**Problem to work on**. Reproduce word for word the part of the post on improving the SAS program that starts with "3) From the" and goes on through "among the variables.".

**Excerpt provided**.

Friday, December 11, 2015

Improving the program

1) This is my program, created using SAS:

LIBNAME mydata "/courses/d1406ae5ba27fe300 " access=readonly;DATA new; set mydata.gapminder;LABEL incomeperperson="Income per person" suicideper100TH="Suicide rate among 100,000 inhabitants" lifeexpectancy="Life expectancy" incomegroup="Aggregated income per person" suicidegroup="Agregated suicide rate" lifegroup="Aggregated life expectancy";if incomeperperson LE 1000.000000 then incomegroup=1; /*Less than 1,000 per person*/else if incomeperperson LE 5000.00000 then incomegroup=2; /*Between 1,000 and 5,000 per person*/else incomegroup=3; /*More than 5,000 per person*/if suicideper100TH LE 5 then suicidegroup=1; /*Up to 5 suicide per 100,000*/else if suicideper100TH LE 10 then suicidegroup=2; /*Between 5 and 10 suicide per 100,000*/else suicidegroup=3; /*More than 10 suicides per 100,000*/if lifeexpectancy LE 60 then lifegroup=1; /*Life expectancy under 60 years*/else if lifeexpectancy LE 75 then lifegroup=2; /*Life expectancy between 60 and 75 years old*/else lifegroup=3; /*Life expectancy over 75 years*/PROC SORT; by COUNTRY;PROC FREQ; TABLES incomeperperson suicideper100TH lifeexpectancy incomegroup suicidegroup lifegroup; PROC PRINT; var incomegroup suicidegroup life group;

2) This is the output: frequency tables in PDF

3) From the last week to this week, here is what I did: I added a third variable (life expectancy), and then grouped all variables. Now, instead of a big list of numbers, results are also aggregated into 3 groups (1 low / 2 medium / 3 high) regarding income per person, suicide rate and life expectancy. 
The dataset already accounts for missing data, so I didn't have to change that. 
I still have to analyze data further, but in general, only the obvious variables of income per person X life expectancy seem to correlate. Since my research question is related to suicide rate in rich countries, I still have to find more connections among the variables.

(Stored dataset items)
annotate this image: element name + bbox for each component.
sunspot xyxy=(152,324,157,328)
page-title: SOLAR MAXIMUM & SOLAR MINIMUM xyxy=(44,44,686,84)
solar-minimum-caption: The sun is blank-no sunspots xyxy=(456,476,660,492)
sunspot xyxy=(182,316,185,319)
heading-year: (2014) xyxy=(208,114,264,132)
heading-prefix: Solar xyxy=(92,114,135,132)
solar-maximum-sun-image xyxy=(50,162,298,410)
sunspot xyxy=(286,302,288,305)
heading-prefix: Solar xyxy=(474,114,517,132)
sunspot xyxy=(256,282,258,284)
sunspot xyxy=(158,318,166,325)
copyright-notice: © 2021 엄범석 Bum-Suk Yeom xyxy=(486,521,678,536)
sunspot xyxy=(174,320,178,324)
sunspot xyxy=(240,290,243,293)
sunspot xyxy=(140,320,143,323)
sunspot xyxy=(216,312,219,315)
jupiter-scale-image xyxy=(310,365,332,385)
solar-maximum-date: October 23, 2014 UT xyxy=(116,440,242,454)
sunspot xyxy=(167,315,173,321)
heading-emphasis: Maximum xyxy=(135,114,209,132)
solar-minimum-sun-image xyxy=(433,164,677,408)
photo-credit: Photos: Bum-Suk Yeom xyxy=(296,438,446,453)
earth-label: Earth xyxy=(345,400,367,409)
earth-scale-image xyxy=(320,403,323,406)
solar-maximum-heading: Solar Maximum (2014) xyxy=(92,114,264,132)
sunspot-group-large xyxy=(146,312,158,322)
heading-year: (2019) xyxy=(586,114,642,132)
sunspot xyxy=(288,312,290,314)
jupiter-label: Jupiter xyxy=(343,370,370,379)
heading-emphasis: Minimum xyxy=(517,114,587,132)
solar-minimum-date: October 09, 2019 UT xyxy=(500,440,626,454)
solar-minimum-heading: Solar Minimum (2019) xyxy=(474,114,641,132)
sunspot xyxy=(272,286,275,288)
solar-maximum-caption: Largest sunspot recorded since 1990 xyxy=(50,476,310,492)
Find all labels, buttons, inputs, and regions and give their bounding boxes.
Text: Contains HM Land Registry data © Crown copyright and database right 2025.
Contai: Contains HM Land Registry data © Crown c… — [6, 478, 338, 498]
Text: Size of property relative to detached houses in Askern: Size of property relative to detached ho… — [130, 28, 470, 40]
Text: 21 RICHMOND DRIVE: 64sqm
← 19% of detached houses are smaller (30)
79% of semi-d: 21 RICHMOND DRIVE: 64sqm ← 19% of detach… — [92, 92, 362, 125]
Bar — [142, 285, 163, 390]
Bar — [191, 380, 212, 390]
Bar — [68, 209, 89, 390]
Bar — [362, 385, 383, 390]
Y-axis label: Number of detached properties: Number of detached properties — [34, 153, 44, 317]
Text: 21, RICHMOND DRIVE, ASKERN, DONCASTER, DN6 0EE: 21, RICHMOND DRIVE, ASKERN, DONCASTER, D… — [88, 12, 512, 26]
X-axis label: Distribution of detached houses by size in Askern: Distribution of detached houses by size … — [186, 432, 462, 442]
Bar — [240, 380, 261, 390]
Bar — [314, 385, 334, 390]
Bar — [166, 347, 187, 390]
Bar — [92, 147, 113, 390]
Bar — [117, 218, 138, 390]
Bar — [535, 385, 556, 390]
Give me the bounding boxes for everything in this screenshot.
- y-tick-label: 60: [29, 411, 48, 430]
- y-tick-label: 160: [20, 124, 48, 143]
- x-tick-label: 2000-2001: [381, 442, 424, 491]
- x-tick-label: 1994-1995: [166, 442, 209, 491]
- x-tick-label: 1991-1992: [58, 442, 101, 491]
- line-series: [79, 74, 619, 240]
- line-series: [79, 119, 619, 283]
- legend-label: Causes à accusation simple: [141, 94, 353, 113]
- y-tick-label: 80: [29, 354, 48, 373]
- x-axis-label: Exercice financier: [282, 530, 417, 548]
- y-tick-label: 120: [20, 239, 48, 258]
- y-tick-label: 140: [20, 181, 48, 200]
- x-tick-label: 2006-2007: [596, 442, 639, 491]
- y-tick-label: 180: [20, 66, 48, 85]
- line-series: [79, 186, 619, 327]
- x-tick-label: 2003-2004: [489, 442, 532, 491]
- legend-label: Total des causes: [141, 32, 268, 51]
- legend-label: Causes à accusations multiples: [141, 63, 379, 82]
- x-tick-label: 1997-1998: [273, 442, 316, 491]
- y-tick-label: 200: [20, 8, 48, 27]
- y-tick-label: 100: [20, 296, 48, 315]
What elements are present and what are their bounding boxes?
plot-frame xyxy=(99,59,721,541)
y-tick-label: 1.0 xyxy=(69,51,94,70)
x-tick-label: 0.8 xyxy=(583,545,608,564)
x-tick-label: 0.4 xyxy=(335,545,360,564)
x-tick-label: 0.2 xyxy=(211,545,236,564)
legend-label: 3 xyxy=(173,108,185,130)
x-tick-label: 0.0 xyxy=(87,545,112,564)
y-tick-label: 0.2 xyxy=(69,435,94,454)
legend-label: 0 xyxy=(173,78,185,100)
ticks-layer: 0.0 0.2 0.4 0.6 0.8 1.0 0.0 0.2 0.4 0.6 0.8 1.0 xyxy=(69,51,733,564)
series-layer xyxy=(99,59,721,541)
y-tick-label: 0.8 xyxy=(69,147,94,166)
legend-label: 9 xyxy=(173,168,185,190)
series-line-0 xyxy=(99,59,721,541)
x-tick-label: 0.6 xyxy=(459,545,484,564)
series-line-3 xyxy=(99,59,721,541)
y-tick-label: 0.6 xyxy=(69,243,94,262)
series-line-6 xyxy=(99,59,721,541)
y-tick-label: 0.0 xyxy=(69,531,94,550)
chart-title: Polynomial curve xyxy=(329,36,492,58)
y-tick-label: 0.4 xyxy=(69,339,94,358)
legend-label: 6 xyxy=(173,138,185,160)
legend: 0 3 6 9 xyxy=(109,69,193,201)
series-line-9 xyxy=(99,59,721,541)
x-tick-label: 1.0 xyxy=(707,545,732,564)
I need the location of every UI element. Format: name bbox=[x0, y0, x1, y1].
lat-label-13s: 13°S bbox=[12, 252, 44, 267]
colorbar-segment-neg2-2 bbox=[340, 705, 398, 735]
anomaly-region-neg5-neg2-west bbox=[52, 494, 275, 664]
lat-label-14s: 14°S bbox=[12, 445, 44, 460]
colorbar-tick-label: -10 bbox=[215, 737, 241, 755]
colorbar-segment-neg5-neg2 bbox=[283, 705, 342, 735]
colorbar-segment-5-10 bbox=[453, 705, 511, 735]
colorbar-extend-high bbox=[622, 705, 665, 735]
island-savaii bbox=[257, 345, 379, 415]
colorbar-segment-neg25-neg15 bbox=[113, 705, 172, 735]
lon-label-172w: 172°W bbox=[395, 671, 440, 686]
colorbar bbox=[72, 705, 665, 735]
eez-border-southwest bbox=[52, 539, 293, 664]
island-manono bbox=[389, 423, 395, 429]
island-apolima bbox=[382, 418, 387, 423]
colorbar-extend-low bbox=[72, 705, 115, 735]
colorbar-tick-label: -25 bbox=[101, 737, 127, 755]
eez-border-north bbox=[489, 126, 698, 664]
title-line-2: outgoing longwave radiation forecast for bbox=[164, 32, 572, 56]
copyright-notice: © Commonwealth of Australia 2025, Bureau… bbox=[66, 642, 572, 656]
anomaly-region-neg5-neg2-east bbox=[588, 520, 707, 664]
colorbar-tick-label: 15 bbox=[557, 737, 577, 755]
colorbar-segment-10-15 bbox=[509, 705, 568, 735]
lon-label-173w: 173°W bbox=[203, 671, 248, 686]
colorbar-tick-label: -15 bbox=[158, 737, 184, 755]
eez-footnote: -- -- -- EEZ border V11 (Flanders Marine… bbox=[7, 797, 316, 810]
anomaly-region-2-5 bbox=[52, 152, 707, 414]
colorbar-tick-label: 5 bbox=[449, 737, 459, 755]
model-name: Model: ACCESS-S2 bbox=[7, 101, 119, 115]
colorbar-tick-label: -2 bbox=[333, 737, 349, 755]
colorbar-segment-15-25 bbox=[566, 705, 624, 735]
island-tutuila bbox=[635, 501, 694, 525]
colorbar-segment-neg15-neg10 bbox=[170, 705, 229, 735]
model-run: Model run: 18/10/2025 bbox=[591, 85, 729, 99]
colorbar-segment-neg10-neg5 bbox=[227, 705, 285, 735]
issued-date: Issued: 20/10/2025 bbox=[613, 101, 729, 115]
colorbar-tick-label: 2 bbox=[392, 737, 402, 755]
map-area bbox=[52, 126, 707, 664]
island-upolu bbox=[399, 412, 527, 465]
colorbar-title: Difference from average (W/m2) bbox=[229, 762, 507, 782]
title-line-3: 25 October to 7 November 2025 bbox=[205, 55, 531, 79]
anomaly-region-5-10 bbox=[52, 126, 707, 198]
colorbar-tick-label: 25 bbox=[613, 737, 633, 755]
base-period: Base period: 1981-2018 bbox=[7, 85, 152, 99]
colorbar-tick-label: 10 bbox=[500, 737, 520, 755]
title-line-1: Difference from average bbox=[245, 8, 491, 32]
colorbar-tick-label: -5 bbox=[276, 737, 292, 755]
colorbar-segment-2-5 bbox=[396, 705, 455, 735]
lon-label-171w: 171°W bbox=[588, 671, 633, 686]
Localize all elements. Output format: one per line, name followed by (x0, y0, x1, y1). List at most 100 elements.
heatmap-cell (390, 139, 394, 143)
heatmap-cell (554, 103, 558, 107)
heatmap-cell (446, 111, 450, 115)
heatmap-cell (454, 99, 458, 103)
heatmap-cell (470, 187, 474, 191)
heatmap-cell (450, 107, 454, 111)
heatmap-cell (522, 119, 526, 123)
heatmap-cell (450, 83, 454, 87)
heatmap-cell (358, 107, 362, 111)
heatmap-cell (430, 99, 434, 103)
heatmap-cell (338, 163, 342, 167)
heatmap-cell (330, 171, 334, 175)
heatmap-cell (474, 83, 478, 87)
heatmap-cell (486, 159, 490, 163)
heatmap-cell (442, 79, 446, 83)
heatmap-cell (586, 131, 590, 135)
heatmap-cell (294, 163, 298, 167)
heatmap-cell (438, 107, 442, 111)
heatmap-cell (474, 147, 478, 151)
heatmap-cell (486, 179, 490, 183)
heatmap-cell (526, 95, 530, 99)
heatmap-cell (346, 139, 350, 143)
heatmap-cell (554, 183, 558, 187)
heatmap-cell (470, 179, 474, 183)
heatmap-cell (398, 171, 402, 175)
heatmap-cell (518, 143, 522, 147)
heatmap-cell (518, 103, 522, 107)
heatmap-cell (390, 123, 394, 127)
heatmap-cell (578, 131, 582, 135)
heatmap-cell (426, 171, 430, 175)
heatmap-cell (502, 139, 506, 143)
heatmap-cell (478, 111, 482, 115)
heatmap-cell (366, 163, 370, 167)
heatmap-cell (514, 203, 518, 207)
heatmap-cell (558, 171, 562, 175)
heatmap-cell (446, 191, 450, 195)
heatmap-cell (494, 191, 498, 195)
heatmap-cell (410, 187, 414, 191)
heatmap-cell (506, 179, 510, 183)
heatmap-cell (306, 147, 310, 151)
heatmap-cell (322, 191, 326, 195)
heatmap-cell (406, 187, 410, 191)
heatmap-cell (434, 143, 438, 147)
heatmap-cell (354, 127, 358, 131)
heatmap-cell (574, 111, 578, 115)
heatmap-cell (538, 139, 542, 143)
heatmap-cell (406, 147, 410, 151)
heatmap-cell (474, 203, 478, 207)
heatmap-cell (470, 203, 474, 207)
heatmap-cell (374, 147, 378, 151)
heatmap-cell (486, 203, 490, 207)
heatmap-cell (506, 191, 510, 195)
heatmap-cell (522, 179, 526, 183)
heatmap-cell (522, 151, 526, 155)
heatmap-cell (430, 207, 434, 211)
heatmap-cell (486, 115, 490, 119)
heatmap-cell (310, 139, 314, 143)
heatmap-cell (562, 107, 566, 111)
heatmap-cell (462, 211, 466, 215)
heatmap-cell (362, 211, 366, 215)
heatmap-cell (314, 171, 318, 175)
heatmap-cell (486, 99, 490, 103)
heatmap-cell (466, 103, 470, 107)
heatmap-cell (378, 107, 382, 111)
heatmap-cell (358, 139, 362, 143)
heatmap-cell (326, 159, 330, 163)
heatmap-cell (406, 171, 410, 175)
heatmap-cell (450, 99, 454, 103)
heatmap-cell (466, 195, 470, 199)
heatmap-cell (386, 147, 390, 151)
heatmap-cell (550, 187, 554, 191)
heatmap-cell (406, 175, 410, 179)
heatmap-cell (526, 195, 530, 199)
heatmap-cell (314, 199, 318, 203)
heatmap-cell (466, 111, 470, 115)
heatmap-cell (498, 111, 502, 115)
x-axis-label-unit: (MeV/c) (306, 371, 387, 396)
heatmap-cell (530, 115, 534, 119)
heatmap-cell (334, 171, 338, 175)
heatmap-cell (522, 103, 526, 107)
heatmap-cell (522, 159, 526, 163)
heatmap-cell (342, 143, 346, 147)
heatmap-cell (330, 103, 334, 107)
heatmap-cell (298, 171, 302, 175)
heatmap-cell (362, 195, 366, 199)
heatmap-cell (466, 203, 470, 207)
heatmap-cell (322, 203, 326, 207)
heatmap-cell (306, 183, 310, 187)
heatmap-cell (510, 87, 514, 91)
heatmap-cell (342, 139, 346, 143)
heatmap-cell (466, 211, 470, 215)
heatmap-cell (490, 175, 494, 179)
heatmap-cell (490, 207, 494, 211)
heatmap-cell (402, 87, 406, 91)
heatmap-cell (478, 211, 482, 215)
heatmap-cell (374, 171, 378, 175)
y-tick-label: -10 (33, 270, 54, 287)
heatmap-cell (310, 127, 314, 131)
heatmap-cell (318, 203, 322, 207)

**Expected answer**.
3) From the last week to this week, here is what I did: I added a third variable (life expectancy), and then grouped all variables. Now, instead of a big list of numbers, results are also aggregated into 3 groups (1 low / 2 medium / 3 high) regarding income per person, suicide rate and life expectancy. 
The dataset already accounts for missing data, so I didn't have to change that. 
I still have to analyze data further, but in general, only the obvious variables of income per person X life expectancy seem to correlate. Since my research question is related to suicide rate in rich countries, I still have to find more connections among the variables.